Stated task: Write out every entry exactly as it appears.

[Items from a dataset]
++++++++

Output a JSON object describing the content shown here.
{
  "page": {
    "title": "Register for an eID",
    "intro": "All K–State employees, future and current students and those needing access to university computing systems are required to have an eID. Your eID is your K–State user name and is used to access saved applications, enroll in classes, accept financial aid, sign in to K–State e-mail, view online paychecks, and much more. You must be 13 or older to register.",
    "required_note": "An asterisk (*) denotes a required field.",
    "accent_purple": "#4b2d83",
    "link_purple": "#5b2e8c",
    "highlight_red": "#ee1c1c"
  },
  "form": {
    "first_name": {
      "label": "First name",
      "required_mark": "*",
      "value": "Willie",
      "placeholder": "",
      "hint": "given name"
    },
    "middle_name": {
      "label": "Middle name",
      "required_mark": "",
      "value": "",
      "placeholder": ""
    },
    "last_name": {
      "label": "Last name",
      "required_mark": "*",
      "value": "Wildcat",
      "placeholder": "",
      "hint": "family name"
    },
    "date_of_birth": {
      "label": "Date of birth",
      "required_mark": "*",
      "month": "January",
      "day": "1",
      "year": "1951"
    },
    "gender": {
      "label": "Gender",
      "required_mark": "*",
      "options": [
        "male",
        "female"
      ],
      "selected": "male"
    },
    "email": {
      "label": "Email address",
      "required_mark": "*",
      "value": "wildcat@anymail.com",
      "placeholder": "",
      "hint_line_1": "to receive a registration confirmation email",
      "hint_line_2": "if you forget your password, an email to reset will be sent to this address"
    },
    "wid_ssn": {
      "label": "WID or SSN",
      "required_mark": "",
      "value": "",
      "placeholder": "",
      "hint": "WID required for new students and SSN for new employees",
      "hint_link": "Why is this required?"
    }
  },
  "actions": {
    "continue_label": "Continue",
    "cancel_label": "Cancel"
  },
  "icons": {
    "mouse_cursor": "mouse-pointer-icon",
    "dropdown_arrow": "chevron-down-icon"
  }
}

++++++++

Final result:
Output a JSON object describing the content shown here.
{
  "page": {
    "title": "Register for an eID",
    "intro": "All K–State employees, future and current students and those needing access to university computing systems are required to have an eID. Your eID is your K–State user name and is used to access saved applications, enroll in classes, accept financial aid, sign in to K–State e-mail, view online paychecks, and much more. You must be 13 or older to register.",
    "required_note": "An asterisk (*) denotes a required field.",
    "accent_purple": "#4b2d83",
    "link_purple": "#5b2e8c",
    "highlight_red": "#ee1c1c"
  },
  "form": {
    "first_name": {
      "label": "First name",
      "required_mark": "*",
      "value": "Willie",
      "placeholder": "",
      "hint": "given name"
    },
    "middle_name": {
      "label": "Middle name",
      "required_mark": "",
      "value": "",
      "placeholder": ""
    },
    "last_name": {
      "label": "Last name",
      "required_mark": "*",
      "value": "Wildcat",
      "placeholder": "",
      "hint": "family name"
    },
    "date_of_birth": {
      "label": "Date of birth",
      "required_mark": "*",
      "month": "January",
      "day": "1",
      "year": "1951"
    },
    "gender": {
      "label": "Gender",
      "required_mark": "*",
      "options": [
        "male",
        "female"
      ],
      "selected": "male"
    },
    "email": {
      "label": "Email address",
      "required_mark": "*",
      "value": "wildcat@anymail.com",
      "placeholder": "",
      "hint_line_1": "to receive a registration confirmation email",
      "hint_line_2": "if you forget your password, an email to reset will be sent to this address"
    },
    "wid_ssn": {
      "label": "WID or SSN",
      "required_mark": "",
      "value": "",
      "placeholder": "",
      "hint": "WID required for new students and SSN for new employees",
      "hint_link": "Why is this required?"
    }
  },
  "actions": {
    "continue_label": "Continue",
    "cancel_label": "Cancel"
  },
  "icons": {
    "mouse_cursor": "mouse-pointer-icon",
    "dropdown_arrow": "chevron-down-icon"
  }
}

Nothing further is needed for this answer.